begin
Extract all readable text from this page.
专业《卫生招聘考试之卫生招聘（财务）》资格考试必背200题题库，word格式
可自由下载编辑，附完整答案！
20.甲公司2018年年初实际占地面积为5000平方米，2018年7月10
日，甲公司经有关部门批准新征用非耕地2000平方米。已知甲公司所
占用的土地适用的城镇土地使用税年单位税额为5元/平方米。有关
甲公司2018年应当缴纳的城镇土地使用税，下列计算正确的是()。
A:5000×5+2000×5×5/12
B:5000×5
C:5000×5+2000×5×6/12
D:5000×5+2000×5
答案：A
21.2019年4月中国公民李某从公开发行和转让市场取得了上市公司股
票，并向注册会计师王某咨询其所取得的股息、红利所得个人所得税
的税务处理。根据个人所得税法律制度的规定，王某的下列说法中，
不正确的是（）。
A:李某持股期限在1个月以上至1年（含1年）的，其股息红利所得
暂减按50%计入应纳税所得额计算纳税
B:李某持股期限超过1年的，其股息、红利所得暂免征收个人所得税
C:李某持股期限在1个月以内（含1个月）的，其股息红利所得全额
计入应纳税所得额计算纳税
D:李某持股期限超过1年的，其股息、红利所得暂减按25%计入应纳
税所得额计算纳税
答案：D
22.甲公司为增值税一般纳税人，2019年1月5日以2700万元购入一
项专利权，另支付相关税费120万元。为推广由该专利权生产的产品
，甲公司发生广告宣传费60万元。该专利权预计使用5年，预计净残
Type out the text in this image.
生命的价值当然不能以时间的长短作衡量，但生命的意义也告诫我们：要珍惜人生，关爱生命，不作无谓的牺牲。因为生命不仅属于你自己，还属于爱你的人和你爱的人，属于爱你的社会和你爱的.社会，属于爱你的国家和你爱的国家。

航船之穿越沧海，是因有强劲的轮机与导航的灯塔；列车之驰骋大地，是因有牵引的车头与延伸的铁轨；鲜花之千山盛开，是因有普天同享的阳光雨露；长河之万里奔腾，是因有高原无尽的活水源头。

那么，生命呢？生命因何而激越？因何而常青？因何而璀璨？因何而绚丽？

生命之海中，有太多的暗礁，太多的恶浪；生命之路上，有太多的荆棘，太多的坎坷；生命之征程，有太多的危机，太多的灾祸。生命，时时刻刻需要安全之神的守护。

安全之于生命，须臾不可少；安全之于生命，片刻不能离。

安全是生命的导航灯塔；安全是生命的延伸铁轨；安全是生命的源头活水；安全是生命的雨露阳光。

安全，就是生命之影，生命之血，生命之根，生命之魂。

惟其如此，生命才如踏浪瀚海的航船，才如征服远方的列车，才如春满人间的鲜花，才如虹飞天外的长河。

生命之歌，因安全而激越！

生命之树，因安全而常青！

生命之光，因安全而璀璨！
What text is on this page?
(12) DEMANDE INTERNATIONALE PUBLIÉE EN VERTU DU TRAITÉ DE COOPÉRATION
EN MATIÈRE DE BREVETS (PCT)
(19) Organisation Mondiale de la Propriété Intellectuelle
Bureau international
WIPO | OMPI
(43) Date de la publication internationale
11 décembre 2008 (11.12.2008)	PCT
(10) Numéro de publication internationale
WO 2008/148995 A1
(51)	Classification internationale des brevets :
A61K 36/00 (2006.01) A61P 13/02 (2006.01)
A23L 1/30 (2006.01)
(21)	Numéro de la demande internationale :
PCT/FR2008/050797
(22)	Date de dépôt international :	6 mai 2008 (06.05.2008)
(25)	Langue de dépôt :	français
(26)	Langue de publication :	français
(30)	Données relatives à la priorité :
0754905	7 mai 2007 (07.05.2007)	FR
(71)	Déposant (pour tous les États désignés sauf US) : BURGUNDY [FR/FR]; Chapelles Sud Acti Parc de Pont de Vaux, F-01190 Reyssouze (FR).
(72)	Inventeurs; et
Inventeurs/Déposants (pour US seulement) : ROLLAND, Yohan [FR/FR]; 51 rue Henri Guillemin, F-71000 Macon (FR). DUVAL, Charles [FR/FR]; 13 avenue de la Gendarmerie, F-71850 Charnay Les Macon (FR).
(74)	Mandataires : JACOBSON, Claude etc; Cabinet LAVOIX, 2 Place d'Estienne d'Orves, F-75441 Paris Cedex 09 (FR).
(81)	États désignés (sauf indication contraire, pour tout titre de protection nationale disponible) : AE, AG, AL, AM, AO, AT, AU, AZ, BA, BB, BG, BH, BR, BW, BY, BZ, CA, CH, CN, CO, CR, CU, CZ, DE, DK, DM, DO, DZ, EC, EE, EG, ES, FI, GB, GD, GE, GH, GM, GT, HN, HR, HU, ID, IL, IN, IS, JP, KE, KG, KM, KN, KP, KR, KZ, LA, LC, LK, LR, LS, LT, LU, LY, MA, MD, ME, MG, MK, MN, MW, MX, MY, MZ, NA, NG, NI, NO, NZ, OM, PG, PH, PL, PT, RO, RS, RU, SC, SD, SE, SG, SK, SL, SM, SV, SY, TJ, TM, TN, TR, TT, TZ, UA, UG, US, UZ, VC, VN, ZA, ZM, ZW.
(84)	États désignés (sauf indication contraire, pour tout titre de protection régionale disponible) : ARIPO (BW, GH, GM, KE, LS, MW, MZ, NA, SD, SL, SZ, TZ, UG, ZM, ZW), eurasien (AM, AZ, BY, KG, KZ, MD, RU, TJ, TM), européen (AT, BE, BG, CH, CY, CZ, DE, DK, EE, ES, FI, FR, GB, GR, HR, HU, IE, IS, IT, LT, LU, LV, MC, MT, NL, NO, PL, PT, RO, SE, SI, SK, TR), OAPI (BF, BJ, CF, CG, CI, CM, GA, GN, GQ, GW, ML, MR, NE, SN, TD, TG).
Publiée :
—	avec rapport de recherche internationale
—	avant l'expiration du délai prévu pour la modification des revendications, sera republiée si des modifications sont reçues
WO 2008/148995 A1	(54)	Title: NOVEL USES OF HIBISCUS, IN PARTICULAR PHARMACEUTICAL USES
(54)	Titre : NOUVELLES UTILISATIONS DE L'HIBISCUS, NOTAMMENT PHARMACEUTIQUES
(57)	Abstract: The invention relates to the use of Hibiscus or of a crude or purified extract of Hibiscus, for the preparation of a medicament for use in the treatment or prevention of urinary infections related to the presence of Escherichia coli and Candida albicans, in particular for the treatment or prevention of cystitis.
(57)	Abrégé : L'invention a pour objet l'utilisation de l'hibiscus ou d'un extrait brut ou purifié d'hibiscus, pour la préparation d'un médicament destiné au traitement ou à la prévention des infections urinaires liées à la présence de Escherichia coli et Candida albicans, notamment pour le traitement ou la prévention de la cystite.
end
[What the exercise asks]: Reproduce the material precisely, including every line.

[Result of this exercise]:
Extract all readable text from this page.
专业《卫生招聘考试之卫生招聘（财务）》资格考试必背200题题库，word格式
可自由下载编辑，附完整答案！
20.甲公司2018年年初实际占地面积为5000平方米，2018年7月10
日，甲公司经有关部门批准新征用非耕地2000平方米。已知甲公司所
占用的土地适用的城镇土地使用税年单位税额为5元/平方米。有关
甲公司2018年应当缴纳的城镇土地使用税，下列计算正确的是()。
A:5000×5+2000×5×5/12
B:5000×5
C:5000×5+2000×5×6/12
D:5000×5+2000×5
答案：A
21.2019年4月中国公民李某从公开发行和转让市场取得了上市公司股
票，并向注册会计师王某咨询其所取得的股息、红利所得个人所得税
的税务处理。根据个人所得税法律制度的规定，王某的下列说法中，
不正确的是（）。
A:李某持股期限在1个月以上至1年（含1年）的，其股息红利所得
暂减按50%计入应纳税所得额计算纳税
B:李某持股期限超过1年的，其股息、红利所得暂免征收个人所得税
C:李某持股期限在1个月以内（含1个月）的，其股息红利所得全额
计入应纳税所得额计算纳税
D:李某持股期限超过1年的，其股息、红利所得暂减按25%计入应纳
税所得额计算纳税
答案：D
22.甲公司为增值税一般纳税人，2019年1月5日以2700万元购入一
项专利权，另支付相关税费120万元。为推广由该专利权生产的产品
，甲公司发生广告宣传费60万元。该专利权预计使用5年，预计净残
Type out the text in this image.
生命的价值当然不能以时间的长短作衡量，但生命的意义也告诫我们：要珍惜人生，关爱生命，不作无谓的牺牲。因为生命不仅属于你自己，还属于爱你的人和你爱的人，属于爱你的社会和你爱的.社会，属于爱你的国家和你爱的国家。

航船之穿越沧海，是因有强劲的轮机与导航的灯塔；列车之驰骋大地，是因有牵引的车头与延伸的铁轨；鲜花之千山盛开，是因有普天同享的阳光雨露；长河之万里奔腾，是因有高原无尽的活水源头。

那么，生命呢？生命因何而激越？因何而常青？因何而璀璨？因何而绚丽？

生命之海中，有太多的暗礁，太多的恶浪；生命之路上，有太多的荆棘，太多的坎坷；生命之征程，有太多的危机，太多的灾祸。生命，时时刻刻需要安全之神的守护。

安全之于生命，须臾不可少；安全之于生命，片刻不能离。

安全是生命的导航灯塔；安全是生命的延伸铁轨；安全是生命的源头活水；安全是生命的雨露阳光。

安全，就是生命之影，生命之血，生命之根，生命之魂。

惟其如此，生命才如踏浪瀚海的航船，才如征服远方的列车，才如春满人间的鲜花，才如虹飞天外的长河。

生命之歌，因安全而激越！

生命之树，因安全而常青！

生命之光，因安全而璀璨！
What text is on this page?
(12) DEMANDE INTERNATIONALE PUBLIÉE EN VERTU DU TRAITÉ DE COOPÉRATION
EN MATIÈRE DE BREVETS (PCT)
(19) Organisation Mondiale de la Propriété Intellectuelle
Bureau international
WIPO | OMPI
(43) Date de la publication internationale
11 décembre 2008 (11.12.2008)	PCT
(10) Numéro de publication internationale
WO 2008/148995 A1
(51)	Classification internationale des brevets :
A61K 36/00 (2006.01) A61P 13/02 (2006.01)
A23L 1/30 (2006.01)
(21)	Numéro de la demande internationale :
PCT/FR2008/050797
(22)	Date de dépôt international :	6 mai 2008 (06.05.2008)
(25)	Langue de dépôt :	français
(26)	Langue de publication :	français
(30)	Données relatives à la priorité :
0754905	7 mai 2007 (07.05.2007)	FR
(71)	Déposant (pour tous les États désignés sauf US) : BURGUNDY [FR/FR]; Chapelles Sud Acti Parc de Pont de Vaux, F-01190 Reyssouze (FR).
(72)	Inventeurs; et
Inventeurs/Déposants (pour US seulement) : ROLLAND, Yohan [FR/FR]; 51 rue Henri Guillemin, F-71000 Macon (FR). DUVAL, Charles [FR/FR]; 13 avenue de la Gendarmerie, F-71850 Charnay Les Macon (FR).
(74)	Mandataires : JACOBSON, Claude etc; Cabinet LAVOIX, 2 Place d'Estienne d'Orves, F-75441 Paris Cedex 09 (FR).
(81)	États désignés (sauf indication contraire, pour tout titre de protection nationale disponible) : AE, AG, AL, AM, AO, AT, AU, AZ, BA, BB, BG, BH, BR, BW, BY, BZ, CA, CH, CN, CO, CR, CU, CZ, DE, DK, DM, DO, DZ, EC, EE, EG, ES, FI, GB, GD, GE, GH, GM, GT, HN, HR, HU, ID, IL, IN, IS, JP, KE, KG, KM, KN, KP, KR, KZ, LA, LC, LK, LR, LS, LT, LU, LY, MA, MD, ME, MG, MK, MN, MW, MX, MY, MZ, NA, NG, NI, NO, NZ, OM, PG, PH, PL, PT, RO, RS, RU, SC, SD, SE, SG, SK, SL, SM, SV, SY, TJ, TM, TN, TR, TT, TZ, UA, UG, US, UZ, VC, VN, ZA, ZM, ZW.
(84)	États désignés (sauf indication contraire, pour tout titre de protection régionale disponible) : ARIPO (BW, GH, GM, KE, LS, MW, MZ, NA, SD, SL, SZ, TZ, UG, ZM, ZW), eurasien (AM, AZ, BY, KG, KZ, MD, RU, TJ, TM), européen (AT, BE, BG, CH, CY, CZ, DE, DK, EE, ES, FI, FR, GB, GR, HR, HU, IE, IS, IT, LT, LU, LV, MC, MT, NL, NO, PL, PT, RO, SE, SI, SK, TR), OAPI (BF, BJ, CF, CG, CI, CM, GA, GN, GQ, GW, ML, MR, NE, SN, TD, TG).
Publiée :
—	avec rapport de recherche internationale
—	avant l'expiration du délai prévu pour la modification des revendications, sera republiée si des modifications sont reçues
WO 2008/148995 A1	(54)	Title: NOVEL USES OF HIBISCUS, IN PARTICULAR PHARMACEUTICAL USES
(54)	Titre : NOUVELLES UTILISATIONS DE L'HIBISCUS, NOTAMMENT PHARMACEUTIQUES
(57)	Abstract: The invention relates to the use of Hibiscus or of a crude or purified extract of Hibiscus, for the preparation of a medicament for use in the treatment or prevention of urinary infections related to the presence of Escherichia coli and Candida albicans, in particular for the treatment or prevention of cystitis.
(57)	Abrégé : L'invention a pour objet l'utilisation de l'hibiscus ou d'un extrait brut ou purifié d'hibiscus, pour la préparation d'un médicament destiné au traitement ou à la prévention des infections urinaires liées à la présence de Escherichia coli et Candida albicans, notamment pour le traitement ou la prévention de la cystite.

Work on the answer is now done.